:: Your task ::
Lines holding the string "Niveau" are the ones to copy; find them all in the data.

:: Extracted material ::

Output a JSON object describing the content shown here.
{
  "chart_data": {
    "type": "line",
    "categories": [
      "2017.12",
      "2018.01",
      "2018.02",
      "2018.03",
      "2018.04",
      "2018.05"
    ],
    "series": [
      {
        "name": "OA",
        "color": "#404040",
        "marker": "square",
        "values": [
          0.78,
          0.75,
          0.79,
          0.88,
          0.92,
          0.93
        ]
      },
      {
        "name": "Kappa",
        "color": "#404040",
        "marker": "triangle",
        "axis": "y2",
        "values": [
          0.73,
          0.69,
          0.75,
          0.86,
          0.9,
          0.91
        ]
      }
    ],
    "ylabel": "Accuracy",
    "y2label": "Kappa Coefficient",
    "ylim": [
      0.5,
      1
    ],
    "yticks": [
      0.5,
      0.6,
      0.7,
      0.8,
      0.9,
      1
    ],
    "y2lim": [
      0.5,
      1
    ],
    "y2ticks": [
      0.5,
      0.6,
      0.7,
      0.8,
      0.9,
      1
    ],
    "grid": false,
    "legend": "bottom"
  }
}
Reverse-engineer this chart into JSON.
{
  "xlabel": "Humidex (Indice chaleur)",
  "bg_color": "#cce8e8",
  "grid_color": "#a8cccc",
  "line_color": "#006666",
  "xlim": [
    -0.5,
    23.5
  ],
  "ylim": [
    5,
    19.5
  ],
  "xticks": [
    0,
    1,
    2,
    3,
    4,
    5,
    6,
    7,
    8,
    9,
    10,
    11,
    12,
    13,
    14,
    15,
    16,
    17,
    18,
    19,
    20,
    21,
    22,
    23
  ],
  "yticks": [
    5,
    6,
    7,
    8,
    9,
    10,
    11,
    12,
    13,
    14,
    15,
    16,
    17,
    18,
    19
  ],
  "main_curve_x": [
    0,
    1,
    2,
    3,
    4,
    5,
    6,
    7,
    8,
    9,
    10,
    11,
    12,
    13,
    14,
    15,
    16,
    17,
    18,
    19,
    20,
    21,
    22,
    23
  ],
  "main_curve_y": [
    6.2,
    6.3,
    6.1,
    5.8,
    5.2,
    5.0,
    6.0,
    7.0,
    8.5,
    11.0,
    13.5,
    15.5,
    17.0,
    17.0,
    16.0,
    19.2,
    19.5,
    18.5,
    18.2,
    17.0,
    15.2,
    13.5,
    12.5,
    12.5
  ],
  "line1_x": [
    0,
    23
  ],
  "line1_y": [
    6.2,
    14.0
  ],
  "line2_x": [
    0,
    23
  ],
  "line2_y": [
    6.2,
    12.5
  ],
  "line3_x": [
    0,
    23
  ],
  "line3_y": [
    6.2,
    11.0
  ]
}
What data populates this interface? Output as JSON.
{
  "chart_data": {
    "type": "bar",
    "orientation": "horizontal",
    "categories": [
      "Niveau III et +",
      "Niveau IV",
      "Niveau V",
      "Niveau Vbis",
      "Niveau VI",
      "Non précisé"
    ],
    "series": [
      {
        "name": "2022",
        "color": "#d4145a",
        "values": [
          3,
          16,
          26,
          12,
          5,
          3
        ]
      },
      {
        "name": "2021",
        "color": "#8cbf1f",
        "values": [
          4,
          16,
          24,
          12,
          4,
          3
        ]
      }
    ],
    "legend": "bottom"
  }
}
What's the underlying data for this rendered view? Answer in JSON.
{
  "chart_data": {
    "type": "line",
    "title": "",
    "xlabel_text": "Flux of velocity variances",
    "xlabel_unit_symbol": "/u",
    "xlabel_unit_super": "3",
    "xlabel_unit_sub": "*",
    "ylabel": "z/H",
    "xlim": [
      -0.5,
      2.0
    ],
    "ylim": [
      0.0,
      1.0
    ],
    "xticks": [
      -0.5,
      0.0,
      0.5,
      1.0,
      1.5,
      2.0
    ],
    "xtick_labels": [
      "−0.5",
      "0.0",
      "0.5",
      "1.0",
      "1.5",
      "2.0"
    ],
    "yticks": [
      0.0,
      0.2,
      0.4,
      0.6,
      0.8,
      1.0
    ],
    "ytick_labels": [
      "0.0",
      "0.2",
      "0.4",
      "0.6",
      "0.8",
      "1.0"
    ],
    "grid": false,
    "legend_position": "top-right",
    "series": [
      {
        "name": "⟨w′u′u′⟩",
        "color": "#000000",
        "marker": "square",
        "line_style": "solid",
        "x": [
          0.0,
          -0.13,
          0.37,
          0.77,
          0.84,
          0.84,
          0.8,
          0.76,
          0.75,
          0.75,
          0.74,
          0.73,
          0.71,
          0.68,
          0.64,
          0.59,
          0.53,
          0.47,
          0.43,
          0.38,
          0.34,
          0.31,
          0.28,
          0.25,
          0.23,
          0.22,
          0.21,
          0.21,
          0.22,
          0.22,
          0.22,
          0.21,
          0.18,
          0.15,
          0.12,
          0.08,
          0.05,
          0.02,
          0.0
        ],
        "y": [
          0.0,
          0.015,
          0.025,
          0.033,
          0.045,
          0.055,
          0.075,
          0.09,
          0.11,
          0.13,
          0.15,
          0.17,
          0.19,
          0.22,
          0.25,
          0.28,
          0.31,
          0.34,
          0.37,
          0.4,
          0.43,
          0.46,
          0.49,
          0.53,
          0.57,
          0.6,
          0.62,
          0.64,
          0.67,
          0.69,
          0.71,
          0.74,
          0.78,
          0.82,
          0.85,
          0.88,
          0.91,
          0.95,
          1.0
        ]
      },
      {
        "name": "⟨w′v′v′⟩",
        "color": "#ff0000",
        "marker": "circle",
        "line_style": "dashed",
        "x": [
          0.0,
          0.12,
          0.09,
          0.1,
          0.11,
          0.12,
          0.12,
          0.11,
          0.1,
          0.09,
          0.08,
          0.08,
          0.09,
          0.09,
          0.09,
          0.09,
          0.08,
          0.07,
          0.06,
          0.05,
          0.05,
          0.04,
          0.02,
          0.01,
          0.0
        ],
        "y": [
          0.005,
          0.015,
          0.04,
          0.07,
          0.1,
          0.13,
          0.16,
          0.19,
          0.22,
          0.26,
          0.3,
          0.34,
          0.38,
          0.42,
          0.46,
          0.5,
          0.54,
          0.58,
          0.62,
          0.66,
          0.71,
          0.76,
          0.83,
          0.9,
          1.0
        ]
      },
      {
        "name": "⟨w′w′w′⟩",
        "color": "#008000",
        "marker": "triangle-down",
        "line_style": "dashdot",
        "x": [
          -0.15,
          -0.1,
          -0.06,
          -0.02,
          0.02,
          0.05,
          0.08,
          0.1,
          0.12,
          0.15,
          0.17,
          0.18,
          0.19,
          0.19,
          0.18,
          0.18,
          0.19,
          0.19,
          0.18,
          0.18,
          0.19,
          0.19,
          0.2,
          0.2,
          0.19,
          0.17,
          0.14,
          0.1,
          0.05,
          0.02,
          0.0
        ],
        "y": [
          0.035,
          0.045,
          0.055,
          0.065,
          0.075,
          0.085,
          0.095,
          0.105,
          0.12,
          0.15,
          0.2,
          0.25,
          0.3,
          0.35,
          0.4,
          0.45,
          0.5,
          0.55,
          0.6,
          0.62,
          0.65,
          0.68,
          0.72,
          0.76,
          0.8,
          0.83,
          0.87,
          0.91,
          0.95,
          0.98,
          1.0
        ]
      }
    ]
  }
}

:: The completed task ::
      "Niveau III et +",
      "Niveau IV",
      "Niveau V",
      "Niveau Vbis",
      "Niveau VI",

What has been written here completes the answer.